What is needed:
Print all the records exactly, please.

The records:

_ _ _ _

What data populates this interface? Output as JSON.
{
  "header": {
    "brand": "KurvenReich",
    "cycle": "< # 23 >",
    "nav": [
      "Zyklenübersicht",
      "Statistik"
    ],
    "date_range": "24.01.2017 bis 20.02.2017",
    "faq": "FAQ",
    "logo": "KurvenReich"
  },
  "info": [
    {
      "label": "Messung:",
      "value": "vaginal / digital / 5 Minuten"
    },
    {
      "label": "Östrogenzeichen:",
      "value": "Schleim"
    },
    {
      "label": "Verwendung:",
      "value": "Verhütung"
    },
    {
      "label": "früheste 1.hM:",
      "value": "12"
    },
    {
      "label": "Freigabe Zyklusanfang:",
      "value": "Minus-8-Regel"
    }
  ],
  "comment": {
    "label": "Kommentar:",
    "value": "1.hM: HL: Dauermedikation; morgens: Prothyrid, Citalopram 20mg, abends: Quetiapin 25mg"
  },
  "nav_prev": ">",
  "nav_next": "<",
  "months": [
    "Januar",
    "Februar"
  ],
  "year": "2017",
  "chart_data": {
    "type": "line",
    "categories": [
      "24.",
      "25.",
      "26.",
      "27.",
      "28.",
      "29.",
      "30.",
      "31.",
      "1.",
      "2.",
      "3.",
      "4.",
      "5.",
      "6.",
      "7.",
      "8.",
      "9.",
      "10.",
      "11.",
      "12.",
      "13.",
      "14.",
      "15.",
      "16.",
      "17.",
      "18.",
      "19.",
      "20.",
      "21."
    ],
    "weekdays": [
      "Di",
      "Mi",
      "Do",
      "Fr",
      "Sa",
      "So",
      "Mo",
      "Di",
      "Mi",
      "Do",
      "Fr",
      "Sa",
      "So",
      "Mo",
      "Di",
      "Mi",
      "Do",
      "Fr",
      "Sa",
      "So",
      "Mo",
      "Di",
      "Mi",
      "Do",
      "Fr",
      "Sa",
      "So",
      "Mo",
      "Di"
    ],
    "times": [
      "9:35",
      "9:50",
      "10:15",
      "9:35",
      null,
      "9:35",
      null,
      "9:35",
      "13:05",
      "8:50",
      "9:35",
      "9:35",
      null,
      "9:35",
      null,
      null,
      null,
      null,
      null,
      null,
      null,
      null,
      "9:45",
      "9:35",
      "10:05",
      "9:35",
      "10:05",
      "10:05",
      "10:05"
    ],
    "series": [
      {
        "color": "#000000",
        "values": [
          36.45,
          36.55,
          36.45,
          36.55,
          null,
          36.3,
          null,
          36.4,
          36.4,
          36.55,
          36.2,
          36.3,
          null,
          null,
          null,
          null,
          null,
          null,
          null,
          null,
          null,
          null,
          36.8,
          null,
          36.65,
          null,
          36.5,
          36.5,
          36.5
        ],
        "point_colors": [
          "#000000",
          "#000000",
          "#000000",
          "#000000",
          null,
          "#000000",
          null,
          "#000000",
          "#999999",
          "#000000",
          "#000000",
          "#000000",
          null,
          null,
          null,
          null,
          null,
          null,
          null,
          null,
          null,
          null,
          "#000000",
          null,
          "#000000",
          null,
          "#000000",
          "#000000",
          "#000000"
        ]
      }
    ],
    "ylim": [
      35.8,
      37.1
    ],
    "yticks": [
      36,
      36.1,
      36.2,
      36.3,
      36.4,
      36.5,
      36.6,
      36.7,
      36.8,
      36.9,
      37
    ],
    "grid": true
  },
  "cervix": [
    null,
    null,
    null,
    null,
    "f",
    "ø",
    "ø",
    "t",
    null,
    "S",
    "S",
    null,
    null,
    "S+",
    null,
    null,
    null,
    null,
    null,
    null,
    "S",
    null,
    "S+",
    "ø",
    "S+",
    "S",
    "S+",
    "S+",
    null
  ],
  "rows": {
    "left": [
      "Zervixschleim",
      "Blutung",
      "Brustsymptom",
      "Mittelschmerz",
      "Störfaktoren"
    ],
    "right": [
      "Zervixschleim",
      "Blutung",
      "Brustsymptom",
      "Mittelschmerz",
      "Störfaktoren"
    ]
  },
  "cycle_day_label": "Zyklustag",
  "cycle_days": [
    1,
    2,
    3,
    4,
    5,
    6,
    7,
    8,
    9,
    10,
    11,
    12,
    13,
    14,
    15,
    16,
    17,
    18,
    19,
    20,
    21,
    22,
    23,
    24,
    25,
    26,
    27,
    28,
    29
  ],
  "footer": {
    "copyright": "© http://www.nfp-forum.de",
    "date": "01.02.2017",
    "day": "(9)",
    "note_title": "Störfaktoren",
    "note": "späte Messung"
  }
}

_ _ _ _

Expected answer:
What data populates this interface? Output as JSON.
{
  "header": {
    "brand": "KurvenReich",
    "cycle": "< # 23 >",
    "nav": [
      "Zyklenübersicht",
      "Statistik"
    ],
    "date_range": "24.01.2017 bis 20.02.2017",
    "faq": "FAQ",
    "logo": "KurvenReich"
  },
  "info": [
    {
      "label": "Messung:",
      "value": "vaginal / digital / 5 Minuten"
    },
    {
      "label": "Östrogenzeichen:",
      "value": "Schleim"
    },
    {
      "label": "Verwendung:",
      "value": "Verhütung"
    },
    {
      "label": "früheste 1.hM:",
      "value": "12"
    },
    {
      "label": "Freigabe Zyklusanfang:",
      "value": "Minus-8-Regel"
    }
  ],
  "comment": {
    "label": "Kommentar:",
    "value": "1.hM: HL: Dauermedikation; morgens: Prothyrid, Citalopram 20mg, abends: Quetiapin 25mg"
  },
  "nav_prev": ">",
  "nav_next": "<",
  "months": [
    "Januar",
    "Februar"
  ],
  "year": "2017",
  "chart_data": {
    "type": "line",
    "categories": [
      "24.",
      "25.",
      "26.",
      "27.",
      "28.",
      "29.",
      "30.",
      "31.",
      "1.",
      "2.",
      "3.",
      "4.",
      "5.",
      "6.",
      "7.",
      "8.",
      "9.",
      "10.",
      "11.",
      "12.",
      "13.",
      "14.",
      "15.",
      "16.",
      "17.",
      "18.",
      "19.",
      "20.",
      "21."
    ],
    "weekdays": [
      "Di",
      "Mi",
      "Do",
      "Fr",
      "Sa",
      "So",
      "Mo",
      "Di",
      "Mi",
      "Do",
      "Fr",
      "Sa",
      "So",
      "Mo",
      "Di",
      "Mi",
      "Do",
      "Fr",
      "Sa",
      "So",
      "Mo",
      "Di",
      "Mi",
      "Do",
      "Fr",
      "Sa",
      "So",
      "Mo",
      "Di"
    ],
    "times": [
      "9:35",
      "9:50",
      "10:15",
      "9:35",
      null,
      "9:35",
      null,
      "9:35",
      "13:05",
      "8:50",
      "9:35",
      "9:35",
      null,
      "9:35",
      null,
      null,
      null,
      null,
      null,
      null,
      null,
      null,
      "9:45",
      "9:35",
      "10:05",
      "9:35",
      "10:05",
      "10:05",
      "10:05"
    ],
    "series": [
      {
        "color": "#000000",
        "values": [
          36.45,
          36.55,
          36.45,
          36.55,
          null,
          36.3,
          null,
          36.4,
          36.4,
          36.55,
          36.2,
          36.3,
          null,
          null,
          null,
          null,
          null,
          null,
          null,
          null,
          null,
          null,
          36.8,
          null,
          36.65,
          null,
          36.5,
          36.5,
          36.5
        ],
        "point_colors": [
          "#000000",
          "#000000",
          "#000000",
          "#000000",
          null,
          "#000000",
          null,
          "#000000",
          "#999999",
          "#000000",
          "#000000",
          "#000000",
          null,
          null,
          null,
          null,
          null,
          null,
          null,
          null,
          null,
          null,
          "#000000",
          null,
          "#000000",
          null,
          "#000000",
          "#000000",
          "#000000"
        ]
      }
    ],
    "ylim": [
      35.8,
      37.1
    ],
    "yticks": [
      36,
      36.1,
      36.2,
      36.3,
      36.4,
      36.5,
      36.6,
      36.7,
      36.8,
      36.9,
      37
    ],
    "grid": true
  },
  "cervix": [
    null,
    null,
    null,
    null,
    "f",
    "ø",
    "ø",
    "t",
    null,
    "S",
    "S",
    null,
    null,
    "S+",
    null,
    null,
    null,
    null,
    null,
    null,
    "S",
    null,
    "S+",
    "ø",
    "S+",
    "S",
    "S+",
    "S+",
    null
  ],
  "rows": {
    "left": [
      "Zervixschleim",
      "Blutung",
      "Brustsymptom",
      "Mittelschmerz",
      "Störfaktoren"
    ],
    "right": [
      "Zervixschleim",
      "Blutung",
      "Brustsymptom",
      "Mittelschmerz",
      "Störfaktoren"
    ]
  },
  "cycle_day_label": "Zyklustag",
  "cycle_days": [
    1,
    2,
    3,
    4,
    5,
    6,
    7,
    8,
    9,
    10,
    11,
    12,
    13,
    14,
    15,
    16,
    17,
    18,
    19,
    20,
    21,
    22,
    23,
    24,
    25,
    26,
    27,
    28,
    29
  ],
  "footer": {
    "copyright": "© http://www.nfp-forum.de",
    "date": "01.02.2017",
    "day": "(9)",
    "note_title": "Störfaktoren",
    "note": "späte Messung"
  }
}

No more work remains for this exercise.